# Task brief
Drop every picture and give the entries back exactly.

▬▬▬

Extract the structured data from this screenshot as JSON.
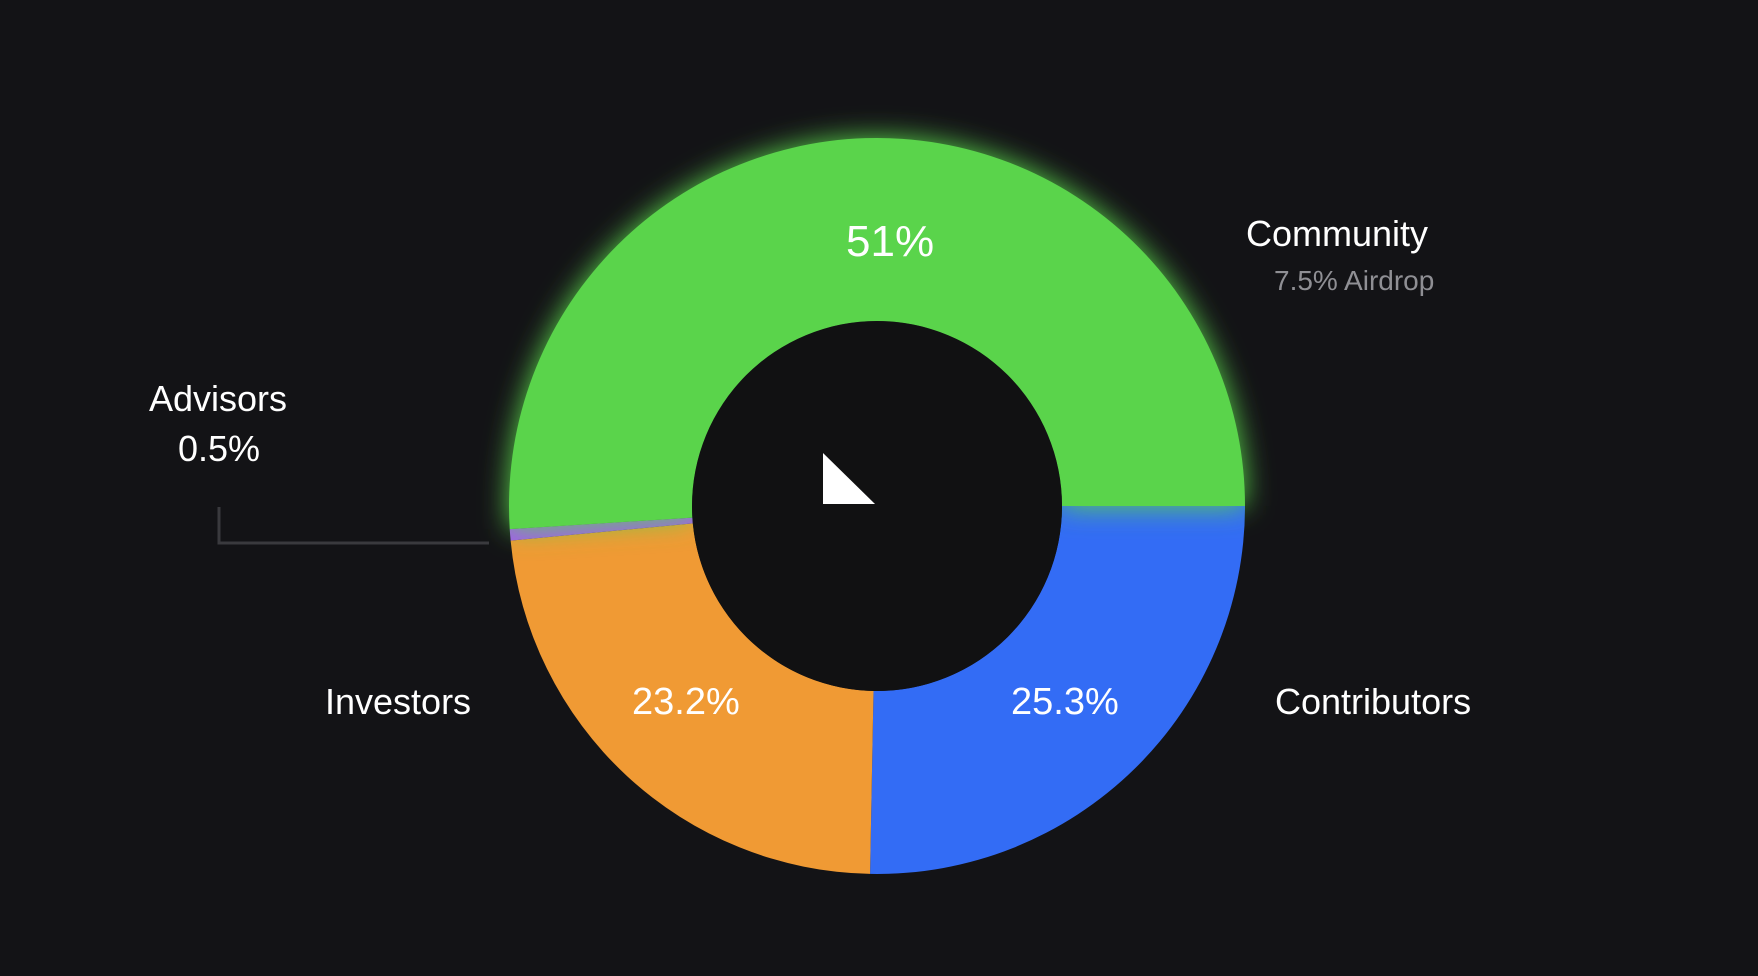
{
  "chart_data": {
    "type": "pie",
    "variant": "donut",
    "categories": [
      "Community",
      "Contributors",
      "Investors",
      "Advisors"
    ],
    "values": [
      51,
      25.3,
      23.2,
      0.5
    ],
    "value_labels": [
      "51%",
      "25.3%",
      "23.2%",
      "0.5%"
    ],
    "colors": [
      "#5ad44c",
      "#336cf5",
      "#f09a34",
      "#a55cf0"
    ],
    "annotations": [
      {
        "category": "Community",
        "text": "7.5% Airdrop"
      }
    ],
    "center_icon": "logo-mark-icon"
  },
  "labels": {
    "community": "Community",
    "community_sub": "7.5% Airdrop",
    "community_pct": "51%",
    "contributors": "Contributors",
    "contributors_pct": "25.3%",
    "investors": "Investors",
    "investors_pct": "23.2%",
    "advisors": "Advisors",
    "advisors_pct": "0.5%"
  },
  "theme": {
    "background": "#131316",
    "hole": "#111112",
    "leader": "#3a3a3e"
  }
}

▬▬▬

# Correct result
Extract the structured data from this screenshot as JSON.
{
  "chart_data": {
    "type": "pie",
    "variant": "donut",
    "categories": [
      "Community",
      "Contributors",
      "Investors",
      "Advisors"
    ],
    "values": [
      51,
      25.3,
      23.2,
      0.5
    ],
    "value_labels": [
      "51%",
      "25.3%",
      "23.2%",
      "0.5%"
    ],
    "colors": [
      "#5ad44c",
      "#336cf5",
      "#f09a34",
      "#a55cf0"
    ],
    "annotations": [
      {
        "category": "Community",
        "text": "7.5% Airdrop"
      }
    ],
    "center_icon": "logo-mark-icon"
  },
  "labels": {
    "community": "Community",
    "community_sub": "7.5% Airdrop",
    "community_pct": "51%",
    "contributors": "Contributors",
    "contributors_pct": "25.3%",
    "investors": "Investors",
    "investors_pct": "23.2%",
    "advisors": "Advisors",
    "advisors_pct": "0.5%"
  },
  "theme": {
    "background": "#131316",
    "hole": "#111112",
    "leader": "#3a3a3e"
  }
}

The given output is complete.